[Document excerpt — start]

Trump Defunds World Health Organization In the Middle of a Global Pandemic

Pop Culture

As the coronavirus outbreak explodes across the U.S. and the failings of the Trump administration’s delayed response to the pandemic become increasingly clear, President Donald Trump has refused to acknowledge his own mistakes, instead casting blame on everyone from state governors to former President Barack Obama for his administration’s failure to act. And on Tuesday, the president cemented another scapegoat for his pandemic response: the World Health Organization. Casting blame on the global agency for its response to the pandemic when it originated in China, Trump announced Tuesday that the government will suspend funding to the WHO, pending a “review” of the organization’s “role in severely mismanaging and covering up the spread of coronavirus.”

Trump announced the funding cut during his Tuesday press briefing, as he criticized the organization for “severely mismanaging and covering up” the coronavirus outbreak when it first appeared in Wuhan, China, and said it “must be held accountable.” “With the outbreak of the COVID-19 pandemic, we have deep concerns about whether America’s generosity has been put to the best use possible,” Trump said. “The reality is that the WHO failed to adequately obtain, vet, and share information in a timely and transparent fashion.”
The U.S. is the largest single-country contributor to the WHO, with its funding making up 15 percent of the organization’s budget, per NBC News. Trump, complaining that the agency is too “China-centric,” said the U.S. would work with the WHO to reform its failings but would direct its funding elsewhere in the meantime, saying, “for the time being, we will redirect global health and directly work with others.” “All of the aid we send will be discussed at very, very powerful letters and with very powerful and influential groups, and smart groups, medically, politically, and every other way” the president said. “We will be discussing with other countries and global health partners what we do with all of that money that goes to WHO.”

The president’s lambasting of the WHO, however, is laden with hypocrisy, given Trump’s own lack of action and past statements on the pandemic. Though now criticizing the WHO for “the delays [it] experienced in declaring a public health emergency,” which Trump said “cost valuable time, tremendous amounts of time,” the Trump administration failed to act and continued to downplay the disease even after the WHO had sounded the alarm and declared a public health emergency on January 30. (U.S. intelligence agencies had raised concerns about the coronavirus even before then, which the New York Times reports Trump ignored.) “I think that is a problem that is going to go away,” Trump said in late February, when the Centers for Disease Control and Prevention had already started speaking out about the impending pandemic. The Times reports the president still had an “inability or unwillingness to absorb warnings” at that late stage, and was “instead revert[ing] to his traditional political playbook in the midst of a public health calamity, squandering vital time as the coronavirus spread silently across the country.” The president did impose travel restrictions on flights from China, which he criticized the WHO Tuesday for opposing. Though Trump has described his move as a key strategy that could have stopped countries around the world from having their own outbreaks, however, Trump’s travel restrictions weren’t actually the sweeping, successful measures he claims. The Times reports that 430,000 people traveled from China to the U.S. since coronavirus was first reported in China, including nearly 40,000 who arrived in the U.S. after Trump’s so-called “ban” was imposed. An analysis conducted by the Times analysis found that Trump’s “travel measures, however effective, may have come too late to have ‘kept China out.’”

Another source of Trump’s ire Tuesday was the WHO not calling out China’s “lack of transparency” in making public the true extent of their outbreak, as the president claimed that if the organization had, “the outbreak could have been contained at its source with very little death.” But Trump himself was again part of the problem, talking up his conversations with Chinese President Xi Jinping while openly praising China’s supposed transparency about the disease. “China has been working very hard to contain the Coronavirus. The United States greatly appreciates their efforts and transparency,” Trump tweeted January 24. “It will all work out well. In particular, on behalf of the American People, I want to thank President Xi!”

[Document excerpt — finish]
[Extracted records — start]

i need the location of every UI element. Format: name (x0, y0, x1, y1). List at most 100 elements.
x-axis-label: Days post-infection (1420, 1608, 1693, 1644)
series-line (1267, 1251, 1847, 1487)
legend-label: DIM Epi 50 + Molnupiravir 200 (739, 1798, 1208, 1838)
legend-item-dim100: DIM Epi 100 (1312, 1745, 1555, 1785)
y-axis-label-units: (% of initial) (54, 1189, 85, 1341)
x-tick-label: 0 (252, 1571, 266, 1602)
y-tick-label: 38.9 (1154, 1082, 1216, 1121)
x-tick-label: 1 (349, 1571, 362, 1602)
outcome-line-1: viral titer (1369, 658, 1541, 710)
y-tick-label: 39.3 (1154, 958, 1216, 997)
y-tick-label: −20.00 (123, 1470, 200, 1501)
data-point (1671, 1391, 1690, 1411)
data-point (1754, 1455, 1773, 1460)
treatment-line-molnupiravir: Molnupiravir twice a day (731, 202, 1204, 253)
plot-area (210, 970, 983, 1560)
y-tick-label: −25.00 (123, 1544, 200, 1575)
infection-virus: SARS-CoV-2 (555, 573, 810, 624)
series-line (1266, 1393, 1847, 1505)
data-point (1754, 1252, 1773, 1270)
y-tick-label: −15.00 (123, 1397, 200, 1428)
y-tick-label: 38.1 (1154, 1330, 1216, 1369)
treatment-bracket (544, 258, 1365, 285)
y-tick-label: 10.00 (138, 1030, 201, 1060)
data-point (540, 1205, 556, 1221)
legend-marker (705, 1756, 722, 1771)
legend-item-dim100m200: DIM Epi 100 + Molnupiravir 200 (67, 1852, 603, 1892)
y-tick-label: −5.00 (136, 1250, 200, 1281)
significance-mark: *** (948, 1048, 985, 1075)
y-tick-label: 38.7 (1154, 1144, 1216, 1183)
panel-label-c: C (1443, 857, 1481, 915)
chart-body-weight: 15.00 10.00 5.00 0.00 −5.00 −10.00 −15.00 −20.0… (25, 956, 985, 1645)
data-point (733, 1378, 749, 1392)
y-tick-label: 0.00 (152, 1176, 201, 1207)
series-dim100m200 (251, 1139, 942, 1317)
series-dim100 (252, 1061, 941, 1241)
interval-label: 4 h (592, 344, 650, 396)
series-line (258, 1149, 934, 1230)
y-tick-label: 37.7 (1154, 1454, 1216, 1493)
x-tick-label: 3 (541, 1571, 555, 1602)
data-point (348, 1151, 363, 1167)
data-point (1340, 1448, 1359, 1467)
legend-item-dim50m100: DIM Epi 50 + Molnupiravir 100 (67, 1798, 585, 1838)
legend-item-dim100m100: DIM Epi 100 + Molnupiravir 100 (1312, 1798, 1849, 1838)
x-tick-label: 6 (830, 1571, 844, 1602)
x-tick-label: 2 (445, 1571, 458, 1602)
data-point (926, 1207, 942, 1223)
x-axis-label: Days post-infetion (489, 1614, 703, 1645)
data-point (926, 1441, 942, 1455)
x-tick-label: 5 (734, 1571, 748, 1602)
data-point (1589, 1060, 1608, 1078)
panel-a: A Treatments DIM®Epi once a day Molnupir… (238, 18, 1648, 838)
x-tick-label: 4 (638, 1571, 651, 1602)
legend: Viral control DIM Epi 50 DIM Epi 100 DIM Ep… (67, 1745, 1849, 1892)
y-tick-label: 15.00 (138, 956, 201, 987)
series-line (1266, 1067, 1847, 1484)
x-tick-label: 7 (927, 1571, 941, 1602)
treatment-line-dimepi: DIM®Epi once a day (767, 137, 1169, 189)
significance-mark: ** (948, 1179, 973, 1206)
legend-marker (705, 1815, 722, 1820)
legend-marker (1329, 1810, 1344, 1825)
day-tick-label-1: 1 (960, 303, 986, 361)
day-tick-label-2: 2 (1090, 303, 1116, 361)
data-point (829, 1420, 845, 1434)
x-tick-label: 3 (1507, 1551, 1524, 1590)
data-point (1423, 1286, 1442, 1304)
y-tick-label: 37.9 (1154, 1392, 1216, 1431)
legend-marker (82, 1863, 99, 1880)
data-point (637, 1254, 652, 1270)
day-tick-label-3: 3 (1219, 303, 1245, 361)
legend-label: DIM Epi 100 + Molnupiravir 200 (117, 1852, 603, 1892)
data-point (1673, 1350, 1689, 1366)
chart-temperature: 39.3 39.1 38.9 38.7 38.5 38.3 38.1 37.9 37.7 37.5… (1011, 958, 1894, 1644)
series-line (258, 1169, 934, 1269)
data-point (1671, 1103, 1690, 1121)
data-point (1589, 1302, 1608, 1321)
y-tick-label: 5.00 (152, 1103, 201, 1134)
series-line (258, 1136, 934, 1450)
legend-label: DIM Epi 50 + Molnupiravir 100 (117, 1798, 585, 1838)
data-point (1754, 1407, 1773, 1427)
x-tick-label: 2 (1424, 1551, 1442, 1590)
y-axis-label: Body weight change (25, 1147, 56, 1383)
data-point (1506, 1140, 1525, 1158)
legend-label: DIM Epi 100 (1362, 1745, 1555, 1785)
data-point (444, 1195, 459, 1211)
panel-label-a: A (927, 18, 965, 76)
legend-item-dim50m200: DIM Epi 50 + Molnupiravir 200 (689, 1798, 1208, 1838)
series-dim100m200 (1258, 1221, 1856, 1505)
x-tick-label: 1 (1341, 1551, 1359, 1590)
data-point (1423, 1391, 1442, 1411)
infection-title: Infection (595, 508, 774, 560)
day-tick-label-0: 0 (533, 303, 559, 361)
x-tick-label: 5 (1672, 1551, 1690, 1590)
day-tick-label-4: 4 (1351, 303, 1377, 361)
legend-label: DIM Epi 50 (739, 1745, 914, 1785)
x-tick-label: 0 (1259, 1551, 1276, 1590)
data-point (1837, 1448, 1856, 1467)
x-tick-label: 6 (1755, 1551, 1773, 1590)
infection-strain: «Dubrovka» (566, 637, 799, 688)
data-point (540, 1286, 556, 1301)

[Extracted records — finish]

Work request 1
For the article on Trump cutting WHO funding, say whether each statement agrees with it, answering yes or no and quoting the words that settle it.
(a) U.S. funding makes up 15 percent of the WHO's budget.
(b) The WHO declared a public health emergency on January 30.
(c) Trump's tweet praising China's transparency was sent in late February.
Work request 2
Answer these questions from the article on Trump cutting WHO funding.
(a) On what day of the week did Trump announce he would suspend funding to the WHO?
(b) According to the Times, how many people traveled from China to the U.S. after coronavirus was first reported in China?
(c) Which leader did Trump thank in his tweet about China?
Rely only on the article, not on the material.

Exercise solution 1
(a) Yes: "with its funding making up 15 percent of the organization’s budget"
(b) Yes: "declared a public health emergency on January 30"
(c) No: "Trump tweeted January 24"

Exercise solution 2
(a) Tuesday
(b) 430,000
(c) Chinese President Xi Jinping